- **Entries provided**
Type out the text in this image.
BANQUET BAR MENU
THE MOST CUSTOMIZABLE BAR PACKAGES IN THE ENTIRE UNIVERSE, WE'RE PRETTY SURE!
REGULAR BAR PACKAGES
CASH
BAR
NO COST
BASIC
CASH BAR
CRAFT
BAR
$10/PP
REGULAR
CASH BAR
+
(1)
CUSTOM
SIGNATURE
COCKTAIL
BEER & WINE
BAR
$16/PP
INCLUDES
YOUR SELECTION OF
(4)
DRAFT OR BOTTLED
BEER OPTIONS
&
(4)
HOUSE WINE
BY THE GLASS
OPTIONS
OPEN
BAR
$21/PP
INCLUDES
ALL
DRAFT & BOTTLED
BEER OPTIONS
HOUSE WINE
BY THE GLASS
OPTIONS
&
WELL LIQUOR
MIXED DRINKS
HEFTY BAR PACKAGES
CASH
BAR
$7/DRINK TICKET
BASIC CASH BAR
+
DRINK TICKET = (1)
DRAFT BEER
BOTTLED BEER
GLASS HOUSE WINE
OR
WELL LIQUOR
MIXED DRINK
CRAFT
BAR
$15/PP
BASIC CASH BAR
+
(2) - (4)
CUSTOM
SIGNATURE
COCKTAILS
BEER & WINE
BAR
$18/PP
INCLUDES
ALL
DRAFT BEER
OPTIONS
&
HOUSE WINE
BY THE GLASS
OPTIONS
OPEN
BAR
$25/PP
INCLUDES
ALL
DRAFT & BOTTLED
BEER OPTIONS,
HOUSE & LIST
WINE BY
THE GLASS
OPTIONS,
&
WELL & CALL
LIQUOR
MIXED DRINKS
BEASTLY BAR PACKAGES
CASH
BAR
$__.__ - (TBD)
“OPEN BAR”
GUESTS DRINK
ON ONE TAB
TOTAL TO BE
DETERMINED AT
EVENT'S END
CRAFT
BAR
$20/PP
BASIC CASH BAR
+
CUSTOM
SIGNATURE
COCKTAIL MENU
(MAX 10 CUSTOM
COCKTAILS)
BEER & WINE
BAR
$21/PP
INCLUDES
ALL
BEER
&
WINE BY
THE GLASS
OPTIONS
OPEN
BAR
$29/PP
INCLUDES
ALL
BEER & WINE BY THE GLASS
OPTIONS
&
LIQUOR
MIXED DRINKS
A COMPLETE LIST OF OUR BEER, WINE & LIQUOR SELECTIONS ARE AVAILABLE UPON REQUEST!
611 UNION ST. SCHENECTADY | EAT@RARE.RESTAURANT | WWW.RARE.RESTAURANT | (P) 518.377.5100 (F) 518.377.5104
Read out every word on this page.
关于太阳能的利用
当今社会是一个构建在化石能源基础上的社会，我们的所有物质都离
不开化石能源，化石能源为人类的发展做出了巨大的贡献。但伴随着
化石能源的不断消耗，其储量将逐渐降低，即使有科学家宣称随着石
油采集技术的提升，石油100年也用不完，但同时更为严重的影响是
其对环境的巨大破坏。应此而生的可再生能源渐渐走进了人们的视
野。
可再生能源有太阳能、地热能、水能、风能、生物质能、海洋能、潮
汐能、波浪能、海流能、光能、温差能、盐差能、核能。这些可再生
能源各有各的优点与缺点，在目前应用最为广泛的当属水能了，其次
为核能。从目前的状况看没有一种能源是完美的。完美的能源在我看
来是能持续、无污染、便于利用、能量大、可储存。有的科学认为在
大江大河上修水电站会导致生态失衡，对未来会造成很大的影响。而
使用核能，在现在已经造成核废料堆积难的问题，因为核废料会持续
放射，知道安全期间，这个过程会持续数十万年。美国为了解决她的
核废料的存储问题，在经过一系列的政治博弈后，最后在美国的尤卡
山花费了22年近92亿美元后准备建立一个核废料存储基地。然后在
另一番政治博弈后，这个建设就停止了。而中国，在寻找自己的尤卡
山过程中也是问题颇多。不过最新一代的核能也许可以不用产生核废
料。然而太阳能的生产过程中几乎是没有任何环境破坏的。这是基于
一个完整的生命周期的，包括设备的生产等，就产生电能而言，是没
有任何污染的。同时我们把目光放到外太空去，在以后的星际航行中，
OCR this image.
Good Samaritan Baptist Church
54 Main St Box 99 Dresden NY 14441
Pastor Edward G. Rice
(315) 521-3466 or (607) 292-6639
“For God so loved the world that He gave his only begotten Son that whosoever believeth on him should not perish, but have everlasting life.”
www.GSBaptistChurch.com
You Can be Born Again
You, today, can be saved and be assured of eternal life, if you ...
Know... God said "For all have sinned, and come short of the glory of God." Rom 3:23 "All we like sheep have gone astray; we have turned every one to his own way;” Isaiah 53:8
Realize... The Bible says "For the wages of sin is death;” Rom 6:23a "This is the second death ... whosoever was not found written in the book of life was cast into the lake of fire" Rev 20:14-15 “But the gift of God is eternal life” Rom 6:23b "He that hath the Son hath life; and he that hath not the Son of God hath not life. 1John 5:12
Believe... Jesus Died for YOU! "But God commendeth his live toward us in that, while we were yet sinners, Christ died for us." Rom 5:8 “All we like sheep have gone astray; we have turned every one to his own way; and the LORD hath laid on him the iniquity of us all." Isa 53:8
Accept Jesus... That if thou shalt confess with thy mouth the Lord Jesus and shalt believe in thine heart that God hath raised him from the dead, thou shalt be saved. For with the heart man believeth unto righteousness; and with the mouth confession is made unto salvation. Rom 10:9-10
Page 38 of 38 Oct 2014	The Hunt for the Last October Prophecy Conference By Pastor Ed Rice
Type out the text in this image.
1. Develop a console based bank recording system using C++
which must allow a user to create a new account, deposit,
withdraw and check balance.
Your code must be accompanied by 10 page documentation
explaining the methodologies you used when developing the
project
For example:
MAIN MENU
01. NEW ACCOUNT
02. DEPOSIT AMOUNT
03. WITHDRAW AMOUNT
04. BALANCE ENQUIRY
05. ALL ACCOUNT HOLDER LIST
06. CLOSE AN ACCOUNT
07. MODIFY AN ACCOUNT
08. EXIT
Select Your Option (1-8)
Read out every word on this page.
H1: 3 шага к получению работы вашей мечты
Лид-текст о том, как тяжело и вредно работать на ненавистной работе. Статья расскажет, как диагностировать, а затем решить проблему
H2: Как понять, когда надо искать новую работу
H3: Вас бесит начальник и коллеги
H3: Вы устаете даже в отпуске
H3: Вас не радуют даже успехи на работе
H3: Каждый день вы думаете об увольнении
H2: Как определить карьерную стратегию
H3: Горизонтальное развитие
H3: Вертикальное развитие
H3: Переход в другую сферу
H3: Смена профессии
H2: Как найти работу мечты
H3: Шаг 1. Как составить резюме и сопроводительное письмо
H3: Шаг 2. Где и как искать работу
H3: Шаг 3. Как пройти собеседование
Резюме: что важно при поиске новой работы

- **To do**
Please output every record, keeping each line exact.

- **Reply**
Type out the text in this image.
BANQUET BAR MENU
THE MOST CUSTOMIZABLE BAR PACKAGES IN THE ENTIRE UNIVERSE, WE'RE PRETTY SURE!
REGULAR BAR PACKAGES
CASH
BAR
NO COST
BASIC
CASH BAR
CRAFT
BAR
$10/PP
REGULAR
CASH BAR
+
(1)
CUSTOM
SIGNATURE
COCKTAIL
BEER & WINE
BAR
$16/PP
INCLUDES
YOUR SELECTION OF
(4)
DRAFT OR BOTTLED
BEER OPTIONS
&
(4)
HOUSE WINE
BY THE GLASS
OPTIONS
OPEN
BAR
$21/PP
INCLUDES
ALL
DRAFT & BOTTLED
BEER OPTIONS
HOUSE WINE
BY THE GLASS
OPTIONS
&
WELL LIQUOR
MIXED DRINKS
HEFTY BAR PACKAGES
CASH
BAR
$7/DRINK TICKET
BASIC CASH BAR
+
DRINK TICKET = (1)
DRAFT BEER
BOTTLED BEER
GLASS HOUSE WINE
OR
WELL LIQUOR
MIXED DRINK
CRAFT
BAR
$15/PP
BASIC CASH BAR
+
(2) - (4)
CUSTOM
SIGNATURE
COCKTAILS
BEER & WINE
BAR
$18/PP
INCLUDES
ALL
DRAFT BEER
OPTIONS
&
HOUSE WINE
BY THE GLASS
OPTIONS
OPEN
BAR
$25/PP
INCLUDES
ALL
DRAFT & BOTTLED
BEER OPTIONS,
HOUSE & LIST
WINE BY
THE GLASS
OPTIONS,
&
WELL & CALL
LIQUOR
MIXED DRINKS
BEASTLY BAR PACKAGES
CASH
BAR
$__.__ - (TBD)
“OPEN BAR”
GUESTS DRINK
ON ONE TAB
TOTAL TO BE
DETERMINED AT
EVENT'S END
CRAFT
BAR
$20/PP
BASIC CASH BAR
+
CUSTOM
SIGNATURE
COCKTAIL MENU
(MAX 10 CUSTOM
COCKTAILS)
BEER & WINE
BAR
$21/PP
INCLUDES
ALL
BEER
&
WINE BY
THE GLASS
OPTIONS
OPEN
BAR
$29/PP
INCLUDES
ALL
BEER & WINE BY THE GLASS
OPTIONS
&
LIQUOR
MIXED DRINKS
A COMPLETE LIST OF OUR BEER, WINE & LIQUOR SELECTIONS ARE AVAILABLE UPON REQUEST!
611 UNION ST. SCHENECTADY | EAT@RARE.RESTAURANT | WWW.RARE.RESTAURANT | (P) 518.377.5100 (F) 518.377.5104
Read out every word on this page.
关于太阳能的利用
当今社会是一个构建在化石能源基础上的社会，我们的所有物质都离
不开化石能源，化石能源为人类的发展做出了巨大的贡献。但伴随着
化石能源的不断消耗，其储量将逐渐降低，即使有科学家宣称随着石
油采集技术的提升，石油100年也用不完，但同时更为严重的影响是
其对环境的巨大破坏。应此而生的可再生能源渐渐走进了人们的视
野。
可再生能源有太阳能、地热能、水能、风能、生物质能、海洋能、潮
汐能、波浪能、海流能、光能、温差能、盐差能、核能。这些可再生
能源各有各的优点与缺点，在目前应用最为广泛的当属水能了，其次
为核能。从目前的状况看没有一种能源是完美的。完美的能源在我看
来是能持续、无污染、便于利用、能量大、可储存。有的科学认为在
大江大河上修水电站会导致生态失衡，对未来会造成很大的影响。而
使用核能，在现在已经造成核废料堆积难的问题，因为核废料会持续
放射，知道安全期间，这个过程会持续数十万年。美国为了解决她的
核废料的存储问题，在经过一系列的政治博弈后，最后在美国的尤卡
山花费了22年近92亿美元后准备建立一个核废料存储基地。然后在
另一番政治博弈后，这个建设就停止了。而中国，在寻找自己的尤卡
山过程中也是问题颇多。不过最新一代的核能也许可以不用产生核废
料。然而太阳能的生产过程中几乎是没有任何环境破坏的。这是基于
一个完整的生命周期的，包括设备的生产等，就产生电能而言，是没
有任何污染的。同时我们把目光放到外太空去，在以后的星际航行中，
OCR this image.
Good Samaritan Baptist Church
54 Main St Box 99 Dresden NY 14441
Pastor Edward G. Rice
(315) 521-3466 or (607) 292-6639
“For God so loved the world that He gave his only begotten Son that whosoever believeth on him should not perish, but have everlasting life.”
www.GSBaptistChurch.com
You Can be Born Again
You, today, can be saved and be assured of eternal life, if you ...
Know... God said "For all have sinned, and come short of the glory of God." Rom 3:23 "All we like sheep have gone astray; we have turned every one to his own way;” Isaiah 53:8
Realize... The Bible says "For the wages of sin is death;” Rom 6:23a "This is the second death ... whosoever was not found written in the book of life was cast into the lake of fire" Rev 20:14-15 “But the gift of God is eternal life” Rom 6:23b "He that hath the Son hath life; and he that hath not the Son of God hath not life. 1John 5:12
Believe... Jesus Died for YOU! "But God commendeth his live toward us in that, while we were yet sinners, Christ died for us." Rom 5:8 “All we like sheep have gone astray; we have turned every one to his own way; and the LORD hath laid on him the iniquity of us all." Isa 53:8
Accept Jesus... That if thou shalt confess with thy mouth the Lord Jesus and shalt believe in thine heart that God hath raised him from the dead, thou shalt be saved. For with the heart man believeth unto righteousness; and with the mouth confession is made unto salvation. Rom 10:9-10
Page 38 of 38 Oct 2014	The Hunt for the Last October Prophecy Conference By Pastor Ed Rice
Type out the text in this image.
1. Develop a console based bank recording system using C++
which must allow a user to create a new account, deposit,
withdraw and check balance.
Your code must be accompanied by 10 page documentation
explaining the methodologies you used when developing the
project
For example:
MAIN MENU
01. NEW ACCOUNT
02. DEPOSIT AMOUNT
03. WITHDRAW AMOUNT
04. BALANCE ENQUIRY
05. ALL ACCOUNT HOLDER LIST
06. CLOSE AN ACCOUNT
07. MODIFY AN ACCOUNT
08. EXIT
Select Your Option (1-8)
Read out every word on this page.
H1: 3 шага к получению работы вашей мечты
Лид-текст о том, как тяжело и вредно работать на ненавистной работе. Статья расскажет, как диагностировать, а затем решить проблему
H2: Как понять, когда надо искать новую работу
H3: Вас бесит начальник и коллеги
H3: Вы устаете даже в отпуске
H3: Вас не радуют даже успехи на работе
H3: Каждый день вы думаете об увольнении
H2: Как определить карьерную стратегию
H3: Горизонтальное развитие
H3: Вертикальное развитие
H3: Переход в другую сферу
H3: Смена профессии
H2: Как найти работу мечты
H3: Шаг 1. Как составить резюме и сопроводительное письмо
H3: Шаг 2. Где и как искать работу
H3: Шаг 3. Как пройти собеседование
Резюме: что важно при поиске новой работы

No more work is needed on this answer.